WHAT THE TASK REQUIRES
The exercise asks you to copy every line below in which "لینا" appears.

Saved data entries
__________________________________________________

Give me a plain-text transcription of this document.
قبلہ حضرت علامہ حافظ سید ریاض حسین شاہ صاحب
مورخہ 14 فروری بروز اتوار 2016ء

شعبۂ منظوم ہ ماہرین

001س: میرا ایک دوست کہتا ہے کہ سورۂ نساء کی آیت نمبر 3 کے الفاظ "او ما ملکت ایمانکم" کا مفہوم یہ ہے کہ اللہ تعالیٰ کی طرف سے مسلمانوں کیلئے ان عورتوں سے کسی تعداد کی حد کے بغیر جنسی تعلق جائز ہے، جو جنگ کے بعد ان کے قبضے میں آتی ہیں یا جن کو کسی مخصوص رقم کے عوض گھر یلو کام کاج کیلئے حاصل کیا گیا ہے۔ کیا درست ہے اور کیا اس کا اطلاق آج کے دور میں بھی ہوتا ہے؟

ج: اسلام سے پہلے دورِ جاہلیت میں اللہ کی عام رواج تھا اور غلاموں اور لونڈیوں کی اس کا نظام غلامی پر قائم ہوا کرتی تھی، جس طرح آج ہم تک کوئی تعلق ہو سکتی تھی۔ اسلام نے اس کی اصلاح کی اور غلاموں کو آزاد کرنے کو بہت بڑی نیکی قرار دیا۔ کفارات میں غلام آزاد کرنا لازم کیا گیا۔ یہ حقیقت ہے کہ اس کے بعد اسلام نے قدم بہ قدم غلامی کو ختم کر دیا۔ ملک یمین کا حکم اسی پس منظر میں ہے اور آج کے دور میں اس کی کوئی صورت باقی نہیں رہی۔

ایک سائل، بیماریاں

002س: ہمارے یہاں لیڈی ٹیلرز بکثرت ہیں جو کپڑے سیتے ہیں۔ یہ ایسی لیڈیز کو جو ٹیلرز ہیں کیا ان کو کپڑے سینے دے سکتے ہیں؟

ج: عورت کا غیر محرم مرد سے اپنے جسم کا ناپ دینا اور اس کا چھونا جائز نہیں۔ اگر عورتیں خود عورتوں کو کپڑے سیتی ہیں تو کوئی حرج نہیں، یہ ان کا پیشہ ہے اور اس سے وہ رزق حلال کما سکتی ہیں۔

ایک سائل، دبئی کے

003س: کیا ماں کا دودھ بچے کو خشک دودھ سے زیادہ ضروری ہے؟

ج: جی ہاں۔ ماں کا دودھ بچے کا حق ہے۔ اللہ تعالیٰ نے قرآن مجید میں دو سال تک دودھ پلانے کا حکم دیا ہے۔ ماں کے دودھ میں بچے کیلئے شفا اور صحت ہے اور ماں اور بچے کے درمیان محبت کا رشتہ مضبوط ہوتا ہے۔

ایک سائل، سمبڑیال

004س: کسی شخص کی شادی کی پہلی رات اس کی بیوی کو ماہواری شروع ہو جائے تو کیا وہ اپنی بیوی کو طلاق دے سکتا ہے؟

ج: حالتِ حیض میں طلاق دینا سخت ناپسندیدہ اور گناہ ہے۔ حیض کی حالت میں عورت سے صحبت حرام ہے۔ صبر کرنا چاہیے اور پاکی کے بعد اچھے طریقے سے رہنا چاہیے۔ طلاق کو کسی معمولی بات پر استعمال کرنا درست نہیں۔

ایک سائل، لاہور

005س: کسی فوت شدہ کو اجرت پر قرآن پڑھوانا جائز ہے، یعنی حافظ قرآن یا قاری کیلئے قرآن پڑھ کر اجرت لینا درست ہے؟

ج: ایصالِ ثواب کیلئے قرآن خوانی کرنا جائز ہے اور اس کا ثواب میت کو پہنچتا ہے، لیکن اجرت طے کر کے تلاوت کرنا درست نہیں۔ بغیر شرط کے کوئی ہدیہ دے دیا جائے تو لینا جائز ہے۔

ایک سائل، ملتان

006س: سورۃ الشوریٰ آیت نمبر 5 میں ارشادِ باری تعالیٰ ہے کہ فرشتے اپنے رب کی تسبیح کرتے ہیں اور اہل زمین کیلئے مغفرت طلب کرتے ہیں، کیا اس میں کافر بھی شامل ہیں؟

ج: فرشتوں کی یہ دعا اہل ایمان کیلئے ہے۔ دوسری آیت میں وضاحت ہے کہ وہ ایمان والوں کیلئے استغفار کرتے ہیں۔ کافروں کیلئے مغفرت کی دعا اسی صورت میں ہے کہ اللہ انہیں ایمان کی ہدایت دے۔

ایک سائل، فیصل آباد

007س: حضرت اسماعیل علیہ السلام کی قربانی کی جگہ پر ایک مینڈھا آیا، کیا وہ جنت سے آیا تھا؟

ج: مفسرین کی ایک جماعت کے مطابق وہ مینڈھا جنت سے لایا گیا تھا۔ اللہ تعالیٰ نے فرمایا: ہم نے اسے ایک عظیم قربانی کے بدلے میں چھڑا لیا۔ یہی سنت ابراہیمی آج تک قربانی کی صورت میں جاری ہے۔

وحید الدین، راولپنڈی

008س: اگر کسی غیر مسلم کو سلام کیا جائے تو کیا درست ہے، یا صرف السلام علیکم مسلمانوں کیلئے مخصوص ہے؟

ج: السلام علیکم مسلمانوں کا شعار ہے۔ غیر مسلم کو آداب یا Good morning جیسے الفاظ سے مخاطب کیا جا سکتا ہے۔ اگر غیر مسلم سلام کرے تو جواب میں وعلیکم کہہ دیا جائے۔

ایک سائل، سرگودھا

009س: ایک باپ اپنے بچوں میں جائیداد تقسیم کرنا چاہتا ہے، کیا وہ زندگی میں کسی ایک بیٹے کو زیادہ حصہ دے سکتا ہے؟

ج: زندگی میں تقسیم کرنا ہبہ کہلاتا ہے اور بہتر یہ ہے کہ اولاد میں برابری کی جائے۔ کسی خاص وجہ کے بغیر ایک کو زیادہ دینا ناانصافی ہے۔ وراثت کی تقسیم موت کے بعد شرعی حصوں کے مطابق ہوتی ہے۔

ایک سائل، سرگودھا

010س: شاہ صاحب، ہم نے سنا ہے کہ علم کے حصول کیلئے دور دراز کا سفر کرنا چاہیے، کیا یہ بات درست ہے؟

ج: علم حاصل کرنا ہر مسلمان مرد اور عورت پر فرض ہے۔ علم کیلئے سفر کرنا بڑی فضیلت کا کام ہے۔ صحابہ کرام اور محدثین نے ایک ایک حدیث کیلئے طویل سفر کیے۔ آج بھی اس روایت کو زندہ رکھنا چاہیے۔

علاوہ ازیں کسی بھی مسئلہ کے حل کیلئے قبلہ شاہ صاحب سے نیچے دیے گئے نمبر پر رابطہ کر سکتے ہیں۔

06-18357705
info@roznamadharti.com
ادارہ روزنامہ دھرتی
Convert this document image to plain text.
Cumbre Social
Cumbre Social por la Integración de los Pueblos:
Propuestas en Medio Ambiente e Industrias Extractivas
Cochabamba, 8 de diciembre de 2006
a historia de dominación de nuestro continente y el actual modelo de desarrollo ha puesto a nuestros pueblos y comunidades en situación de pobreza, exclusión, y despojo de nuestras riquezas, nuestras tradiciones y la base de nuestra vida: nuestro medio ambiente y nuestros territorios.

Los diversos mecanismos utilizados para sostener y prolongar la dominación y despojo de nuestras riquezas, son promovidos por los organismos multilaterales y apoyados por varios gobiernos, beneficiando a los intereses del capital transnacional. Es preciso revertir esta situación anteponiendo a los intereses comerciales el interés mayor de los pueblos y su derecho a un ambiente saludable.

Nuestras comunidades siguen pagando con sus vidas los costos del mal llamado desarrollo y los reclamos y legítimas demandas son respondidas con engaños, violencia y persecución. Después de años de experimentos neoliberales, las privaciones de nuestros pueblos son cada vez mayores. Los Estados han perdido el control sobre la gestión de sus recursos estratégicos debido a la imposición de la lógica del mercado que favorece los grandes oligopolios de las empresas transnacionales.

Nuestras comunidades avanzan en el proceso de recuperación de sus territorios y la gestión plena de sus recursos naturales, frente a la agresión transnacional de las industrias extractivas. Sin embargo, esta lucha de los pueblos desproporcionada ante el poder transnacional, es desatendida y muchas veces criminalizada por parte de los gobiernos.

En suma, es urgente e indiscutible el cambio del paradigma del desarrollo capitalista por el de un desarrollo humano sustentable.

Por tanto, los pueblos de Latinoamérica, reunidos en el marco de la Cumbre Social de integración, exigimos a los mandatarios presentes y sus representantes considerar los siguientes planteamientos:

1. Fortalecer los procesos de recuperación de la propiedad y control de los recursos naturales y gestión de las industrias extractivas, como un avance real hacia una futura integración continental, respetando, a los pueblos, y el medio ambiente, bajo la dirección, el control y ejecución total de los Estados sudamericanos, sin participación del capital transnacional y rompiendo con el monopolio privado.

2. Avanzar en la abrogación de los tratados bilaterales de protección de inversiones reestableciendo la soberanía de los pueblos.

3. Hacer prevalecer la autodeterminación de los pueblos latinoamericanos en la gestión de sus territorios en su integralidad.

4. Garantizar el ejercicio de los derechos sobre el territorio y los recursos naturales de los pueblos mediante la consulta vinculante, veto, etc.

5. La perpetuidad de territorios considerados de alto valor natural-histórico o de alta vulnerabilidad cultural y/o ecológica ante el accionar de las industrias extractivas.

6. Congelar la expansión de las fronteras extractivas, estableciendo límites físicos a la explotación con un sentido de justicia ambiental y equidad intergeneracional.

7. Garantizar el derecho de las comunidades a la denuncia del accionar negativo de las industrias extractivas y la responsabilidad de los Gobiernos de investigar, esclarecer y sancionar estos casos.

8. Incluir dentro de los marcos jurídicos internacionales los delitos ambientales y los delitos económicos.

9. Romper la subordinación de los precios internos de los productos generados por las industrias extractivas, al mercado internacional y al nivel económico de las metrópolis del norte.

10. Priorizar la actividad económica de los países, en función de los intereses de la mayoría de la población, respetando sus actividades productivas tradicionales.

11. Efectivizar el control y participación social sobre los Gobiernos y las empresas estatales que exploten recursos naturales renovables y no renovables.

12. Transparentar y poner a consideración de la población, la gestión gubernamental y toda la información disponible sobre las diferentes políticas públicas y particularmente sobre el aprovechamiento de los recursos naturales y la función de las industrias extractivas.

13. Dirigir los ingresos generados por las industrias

__________________________________________________

ANSWER IN FULL
005س: کسی فوت شدہ کو اجرت پر قرآن پڑھوانا جائز ہے، یعنی حافظ قرآن یا قاری کیلئے قرآن پڑھ کر اجرت لینا درست ہے؟
ج: ایصالِ ثواب کیلئے قرآن خوانی کرنا جائز ہے اور اس کا ثواب میت کو پہنچتا ہے، لیکن اجرت طے کر کے تلاوت کرنا درست نہیں۔ بغیر شرط کے کوئی ہدیہ دے دیا جائے تو لینا جائز ہے۔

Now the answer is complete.